** start of Data for this task **

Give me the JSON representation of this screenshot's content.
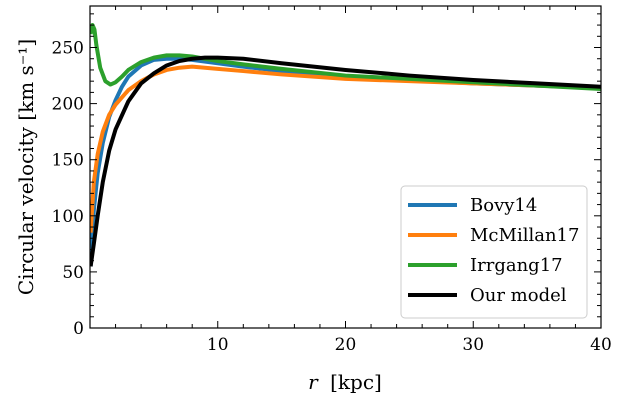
{
  "chart_data": {
    "type": "line",
    "xlabel_var": "r",
    "xlabel_unit": "[kpc]",
    "ylabel": "Circular velocity [km s⁻¹]",
    "xlim": [
      0,
      40
    ],
    "ylim": [
      0,
      287
    ],
    "xticks": [
      10,
      20,
      30,
      40
    ],
    "yticks": [
      0,
      50,
      100,
      150,
      200,
      250
    ],
    "legend_position": "lower-right",
    "grid": false,
    "series": [
      {
        "name": "Bovy14",
        "color": "#1f77b4",
        "x": [
          0.05,
          0.3,
          0.6,
          1.0,
          1.5,
          2.0,
          2.5,
          3.0,
          4.0,
          5.0,
          6.0,
          7.0,
          8.0,
          10.0,
          12.0,
          15.0,
          20.0,
          25.0,
          30.0,
          35.0,
          40.0
        ],
        "y": [
          55,
          105,
          138,
          165,
          188,
          203,
          215,
          224,
          234,
          239,
          240,
          240,
          239,
          236,
          233,
          229,
          223,
          221,
          218,
          216,
          214
        ]
      },
      {
        "name": "McMillan17",
        "color": "#ff7f0e",
        "x": [
          0.05,
          0.3,
          0.6,
          1.0,
          1.5,
          2.0,
          3.0,
          4.0,
          5.0,
          6.0,
          7.0,
          8.0,
          9.0,
          10.0,
          12.0,
          15.0,
          20.0,
          25.0,
          30.0,
          35.0,
          40.0
        ],
        "y": [
          85,
          130,
          155,
          175,
          190,
          199,
          212,
          220,
          226,
          230,
          232,
          233,
          232,
          231,
          229,
          226,
          222,
          220,
          218,
          216,
          214
        ]
      },
      {
        "name": "Irrgang17",
        "color": "#2ca02c",
        "x": [
          0.05,
          0.2,
          0.35,
          0.5,
          0.8,
          1.2,
          1.6,
          2.0,
          2.5,
          3.0,
          4.0,
          5.0,
          6.0,
          7.0,
          8.0,
          9.0,
          10.0,
          12.0,
          15.0,
          20.0,
          25.0,
          30.0,
          35.0,
          40.0
        ],
        "y": [
          262,
          270,
          266,
          252,
          232,
          220,
          217,
          219,
          224,
          230,
          237,
          241,
          243,
          243,
          242,
          240,
          238,
          235,
          231,
          225,
          222,
          219,
          216,
          213
        ]
      },
      {
        "name": "Our model",
        "color": "#000000",
        "x": [
          0.05,
          0.3,
          0.6,
          1.0,
          1.5,
          2.0,
          3.0,
          4.0,
          5.0,
          6.0,
          7.0,
          8.0,
          9.0,
          10.0,
          12.0,
          15.0,
          20.0,
          25.0,
          30.0,
          35.0,
          40.0
        ],
        "y": [
          55,
          75,
          100,
          130,
          158,
          177,
          202,
          218,
          227,
          234,
          238,
          240,
          241,
          241,
          240,
          236,
          230,
          225,
          221,
          218,
          215
        ]
      }
    ]
  }
}
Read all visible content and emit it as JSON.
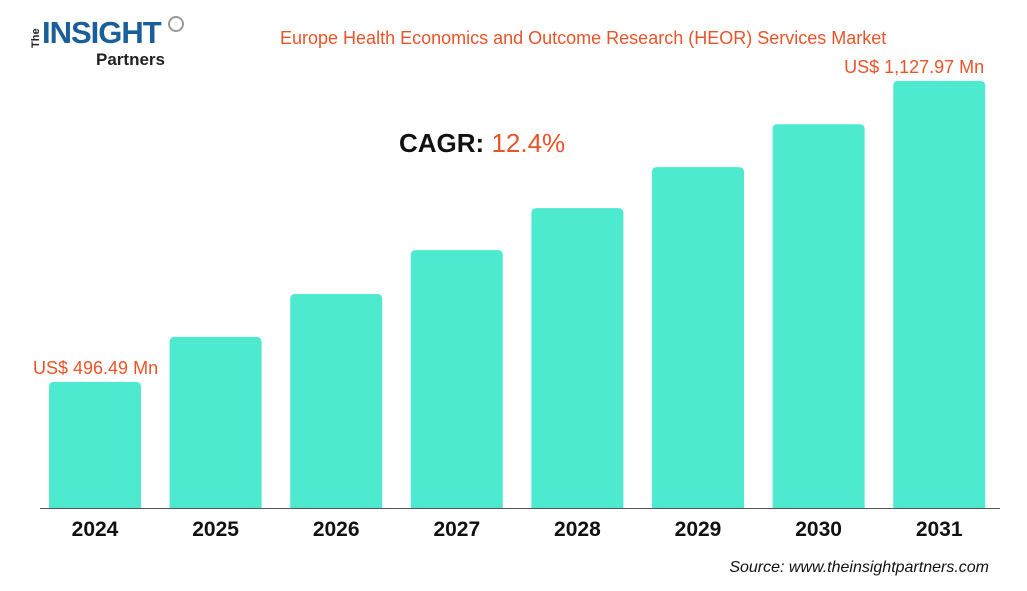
{
  "logo": {
    "text_the": "The",
    "text_insight": "INSIGHT",
    "text_partners": "Partners"
  },
  "chart_data": {
    "type": "bar",
    "title": "Europe Health Economics and Outcome Research (HEOR) Services Market",
    "categories": [
      "2024",
      "2025",
      "2026",
      "2027",
      "2028",
      "2029",
      "2030",
      "2031"
    ],
    "values": [
      496.49,
      591,
      681,
      773,
      861,
      947,
      1037,
      1127.97
    ],
    "unit": "US$ Mn",
    "data_labels": [
      {
        "category": "2024",
        "text": "US$ 496.49 Mn"
      },
      {
        "category": "2031",
        "text": "US$ 1,127.97 Mn"
      }
    ],
    "annotation": {
      "label": "CAGR:",
      "value": "12.4%"
    },
    "xlabel": "",
    "ylabel": "",
    "grid": false,
    "legend": "none",
    "bar_color": "#4deacf",
    "label_color": "#e8542a"
  },
  "source": "Source: www.theinsightpartners.com"
}
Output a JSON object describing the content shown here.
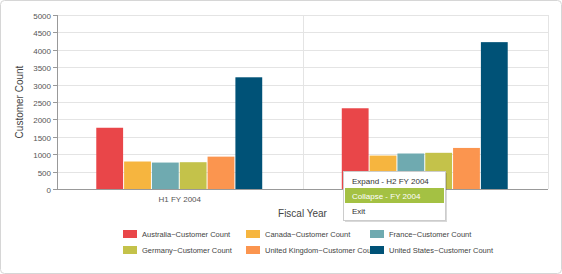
{
  "chart_data": {
    "type": "bar",
    "x_label": "Fiscal Year",
    "y_label": "Customer Count",
    "categories": [
      "H1 FY 2004",
      null
    ],
    "series": [
      {
        "name": "Australia~Customer Count",
        "color": "#e94649",
        "values": [
          1760,
          2320
        ]
      },
      {
        "name": "Canada~Customer Count",
        "color": "#f6b53f",
        "values": [
          790,
          960
        ]
      },
      {
        "name": "France~Customer Count",
        "color": "#6faab0",
        "values": [
          760,
          1020
        ]
      },
      {
        "name": "Germany~Customer Count",
        "color": "#c4c24a",
        "values": [
          770,
          1040
        ]
      },
      {
        "name": "United Kingdom~Customer Count",
        "color": "#fb954f",
        "values": [
          930,
          1180
        ]
      },
      {
        "name": "United States~Customer Count",
        "color": "#005277",
        "values": [
          3210,
          4220
        ]
      }
    ],
    "ylim": [
      0,
      5000
    ],
    "yticks": [
      0,
      500,
      1000,
      1500,
      2000,
      2500,
      3000,
      3500,
      4000,
      4500,
      5000
    ],
    "grid": true,
    "legend": "bottom",
    "annotations": [
      "Expand - H2 FY 2004",
      "Collapse - FY 2004",
      "Exit"
    ]
  }
}
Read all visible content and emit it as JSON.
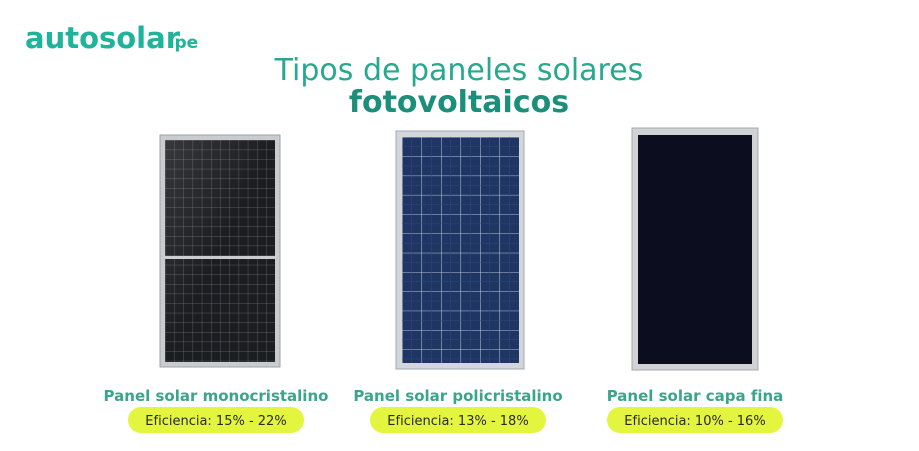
{
  "logo": {
    "text": "autosolar",
    "suffix": ".pe"
  },
  "title": {
    "line1": "Tipos de paneles solares",
    "line2": "fotovoltaicos"
  },
  "panels": [
    {
      "name": "Panel solar monocristalino",
      "efficiency": "Eficiencia: 15% - 22%"
    },
    {
      "name": "Panel solar policristalino",
      "efficiency": "Eficiencia: 13% - 18%"
    },
    {
      "name": "Panel solar capa fina",
      "efficiency": "Eficiencia: 10% - 16%"
    }
  ]
}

** end of Data for this task **

Aim: Pick out every line with the string "JSON" and copy it.

Response to this task:
Give me the JSON representation of this screenshot's content.
Read all visible content and emit it as JSON.
Output a JSON object describing the content shown here.
Read all visible content and emit it as JSON.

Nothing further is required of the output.